[START Exercise inputs]

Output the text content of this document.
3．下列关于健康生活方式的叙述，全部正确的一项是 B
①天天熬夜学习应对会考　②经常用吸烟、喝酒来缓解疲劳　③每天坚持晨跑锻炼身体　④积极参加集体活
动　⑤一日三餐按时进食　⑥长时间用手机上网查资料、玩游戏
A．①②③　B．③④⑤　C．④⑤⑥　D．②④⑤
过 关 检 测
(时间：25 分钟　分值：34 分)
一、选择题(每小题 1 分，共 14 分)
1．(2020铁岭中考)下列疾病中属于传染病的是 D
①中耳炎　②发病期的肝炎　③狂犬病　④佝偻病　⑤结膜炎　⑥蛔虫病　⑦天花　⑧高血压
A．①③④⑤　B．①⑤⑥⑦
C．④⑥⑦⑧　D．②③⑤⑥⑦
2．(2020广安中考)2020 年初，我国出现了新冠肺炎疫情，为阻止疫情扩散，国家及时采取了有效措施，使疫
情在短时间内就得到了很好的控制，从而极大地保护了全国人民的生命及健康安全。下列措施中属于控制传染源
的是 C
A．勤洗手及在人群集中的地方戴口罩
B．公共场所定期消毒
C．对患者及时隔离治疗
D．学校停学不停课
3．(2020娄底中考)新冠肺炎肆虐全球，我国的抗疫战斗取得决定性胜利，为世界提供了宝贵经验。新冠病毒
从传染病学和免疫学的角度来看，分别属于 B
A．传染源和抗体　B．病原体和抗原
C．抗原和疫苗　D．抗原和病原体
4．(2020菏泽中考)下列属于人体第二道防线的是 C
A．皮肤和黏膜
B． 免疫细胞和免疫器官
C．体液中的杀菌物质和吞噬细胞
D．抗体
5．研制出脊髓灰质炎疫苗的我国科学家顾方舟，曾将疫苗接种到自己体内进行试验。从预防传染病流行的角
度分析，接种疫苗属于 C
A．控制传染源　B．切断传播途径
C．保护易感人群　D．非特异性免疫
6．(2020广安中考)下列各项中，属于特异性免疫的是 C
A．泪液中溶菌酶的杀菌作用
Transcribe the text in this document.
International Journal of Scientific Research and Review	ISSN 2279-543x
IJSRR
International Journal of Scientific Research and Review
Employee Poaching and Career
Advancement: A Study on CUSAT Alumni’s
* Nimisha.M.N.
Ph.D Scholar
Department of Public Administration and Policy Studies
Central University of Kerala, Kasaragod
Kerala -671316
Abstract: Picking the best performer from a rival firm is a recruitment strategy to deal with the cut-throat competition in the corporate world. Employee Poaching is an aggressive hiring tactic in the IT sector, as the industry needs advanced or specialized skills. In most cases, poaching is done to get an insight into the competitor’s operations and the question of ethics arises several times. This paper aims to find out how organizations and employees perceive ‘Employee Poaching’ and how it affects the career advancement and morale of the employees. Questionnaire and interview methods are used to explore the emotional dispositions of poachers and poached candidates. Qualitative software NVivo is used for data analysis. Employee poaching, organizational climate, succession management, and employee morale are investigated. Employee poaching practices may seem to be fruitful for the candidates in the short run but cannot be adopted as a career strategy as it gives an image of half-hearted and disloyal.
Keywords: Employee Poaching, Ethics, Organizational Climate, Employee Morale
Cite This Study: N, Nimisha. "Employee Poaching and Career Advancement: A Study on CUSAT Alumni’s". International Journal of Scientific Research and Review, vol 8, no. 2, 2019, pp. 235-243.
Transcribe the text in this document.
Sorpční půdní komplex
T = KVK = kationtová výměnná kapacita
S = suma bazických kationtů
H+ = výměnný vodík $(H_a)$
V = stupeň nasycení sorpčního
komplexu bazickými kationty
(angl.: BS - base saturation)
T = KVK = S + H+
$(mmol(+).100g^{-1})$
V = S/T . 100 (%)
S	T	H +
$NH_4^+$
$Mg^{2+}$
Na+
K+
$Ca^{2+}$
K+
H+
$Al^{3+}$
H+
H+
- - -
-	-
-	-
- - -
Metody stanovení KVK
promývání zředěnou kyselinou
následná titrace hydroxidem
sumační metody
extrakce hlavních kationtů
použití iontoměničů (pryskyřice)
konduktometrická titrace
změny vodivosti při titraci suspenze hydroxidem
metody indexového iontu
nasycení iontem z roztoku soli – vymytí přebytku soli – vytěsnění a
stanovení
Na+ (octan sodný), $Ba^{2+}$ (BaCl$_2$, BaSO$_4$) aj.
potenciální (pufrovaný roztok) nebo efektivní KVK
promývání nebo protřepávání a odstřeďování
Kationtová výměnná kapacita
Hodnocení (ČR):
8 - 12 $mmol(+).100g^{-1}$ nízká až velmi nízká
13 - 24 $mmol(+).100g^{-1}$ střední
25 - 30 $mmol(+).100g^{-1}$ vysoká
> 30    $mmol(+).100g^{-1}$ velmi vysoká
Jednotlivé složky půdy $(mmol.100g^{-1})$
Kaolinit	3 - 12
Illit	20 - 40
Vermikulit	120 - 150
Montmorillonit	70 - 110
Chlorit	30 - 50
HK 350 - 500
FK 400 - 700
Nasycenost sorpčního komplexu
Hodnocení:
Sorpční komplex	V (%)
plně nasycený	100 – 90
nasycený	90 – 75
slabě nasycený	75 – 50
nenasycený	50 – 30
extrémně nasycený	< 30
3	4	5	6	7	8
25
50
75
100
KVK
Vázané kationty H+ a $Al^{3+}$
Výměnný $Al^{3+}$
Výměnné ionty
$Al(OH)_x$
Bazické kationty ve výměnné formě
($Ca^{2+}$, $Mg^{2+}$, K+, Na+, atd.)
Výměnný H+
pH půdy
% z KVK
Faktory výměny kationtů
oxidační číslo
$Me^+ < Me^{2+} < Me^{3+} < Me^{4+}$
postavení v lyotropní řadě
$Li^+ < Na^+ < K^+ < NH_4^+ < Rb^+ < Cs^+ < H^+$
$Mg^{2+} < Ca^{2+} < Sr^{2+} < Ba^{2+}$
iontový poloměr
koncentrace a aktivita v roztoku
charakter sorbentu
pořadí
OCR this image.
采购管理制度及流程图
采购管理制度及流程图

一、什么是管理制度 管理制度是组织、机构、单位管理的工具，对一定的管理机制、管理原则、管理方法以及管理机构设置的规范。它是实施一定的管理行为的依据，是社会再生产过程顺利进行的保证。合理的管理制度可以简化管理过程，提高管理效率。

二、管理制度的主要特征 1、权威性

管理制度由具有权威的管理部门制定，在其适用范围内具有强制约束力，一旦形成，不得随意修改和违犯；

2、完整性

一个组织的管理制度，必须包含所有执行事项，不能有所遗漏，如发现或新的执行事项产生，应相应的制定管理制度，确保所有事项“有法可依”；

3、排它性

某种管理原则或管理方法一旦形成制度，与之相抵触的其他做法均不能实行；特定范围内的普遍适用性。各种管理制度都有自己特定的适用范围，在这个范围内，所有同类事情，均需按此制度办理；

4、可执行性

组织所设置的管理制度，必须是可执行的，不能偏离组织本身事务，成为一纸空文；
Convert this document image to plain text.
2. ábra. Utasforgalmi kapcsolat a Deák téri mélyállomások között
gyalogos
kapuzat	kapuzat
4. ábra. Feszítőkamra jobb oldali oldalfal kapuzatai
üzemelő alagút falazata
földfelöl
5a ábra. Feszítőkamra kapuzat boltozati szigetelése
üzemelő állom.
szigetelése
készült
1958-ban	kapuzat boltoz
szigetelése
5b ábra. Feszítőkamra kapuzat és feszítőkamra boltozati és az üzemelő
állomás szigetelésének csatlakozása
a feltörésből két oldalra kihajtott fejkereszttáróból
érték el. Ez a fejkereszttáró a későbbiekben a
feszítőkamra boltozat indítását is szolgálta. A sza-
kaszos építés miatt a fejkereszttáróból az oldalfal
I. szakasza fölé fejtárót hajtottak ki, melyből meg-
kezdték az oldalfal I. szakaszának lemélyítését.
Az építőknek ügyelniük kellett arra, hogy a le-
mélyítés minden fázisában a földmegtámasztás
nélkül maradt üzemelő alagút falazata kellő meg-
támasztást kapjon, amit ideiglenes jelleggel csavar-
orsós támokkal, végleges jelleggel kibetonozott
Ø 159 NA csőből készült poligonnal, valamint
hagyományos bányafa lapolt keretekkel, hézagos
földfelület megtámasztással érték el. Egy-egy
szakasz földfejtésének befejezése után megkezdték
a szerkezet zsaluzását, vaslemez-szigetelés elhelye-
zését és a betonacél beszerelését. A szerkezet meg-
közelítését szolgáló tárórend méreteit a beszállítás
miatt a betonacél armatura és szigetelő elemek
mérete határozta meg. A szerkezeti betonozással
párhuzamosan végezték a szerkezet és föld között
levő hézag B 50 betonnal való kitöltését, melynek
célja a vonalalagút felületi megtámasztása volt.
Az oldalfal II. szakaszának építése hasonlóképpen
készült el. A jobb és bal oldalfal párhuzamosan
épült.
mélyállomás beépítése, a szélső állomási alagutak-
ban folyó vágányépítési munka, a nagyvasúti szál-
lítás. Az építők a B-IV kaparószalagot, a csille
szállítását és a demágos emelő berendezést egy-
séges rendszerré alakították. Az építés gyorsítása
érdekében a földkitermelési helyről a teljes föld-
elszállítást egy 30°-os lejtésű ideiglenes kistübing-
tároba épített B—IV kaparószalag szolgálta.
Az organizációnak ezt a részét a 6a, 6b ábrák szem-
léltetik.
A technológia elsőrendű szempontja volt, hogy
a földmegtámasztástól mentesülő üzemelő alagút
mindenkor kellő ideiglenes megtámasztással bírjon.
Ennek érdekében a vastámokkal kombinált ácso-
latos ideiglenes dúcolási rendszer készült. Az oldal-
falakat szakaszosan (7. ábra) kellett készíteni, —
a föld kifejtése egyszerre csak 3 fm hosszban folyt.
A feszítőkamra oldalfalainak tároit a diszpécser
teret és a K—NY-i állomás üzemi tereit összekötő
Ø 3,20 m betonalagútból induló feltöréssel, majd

[END Exercise inputs]

* Given exercise *
Each line that has the word "komplexu" should be copied.

* Solution below *
komplexu bazickými kationty
Nasycenost sorpčního komplexu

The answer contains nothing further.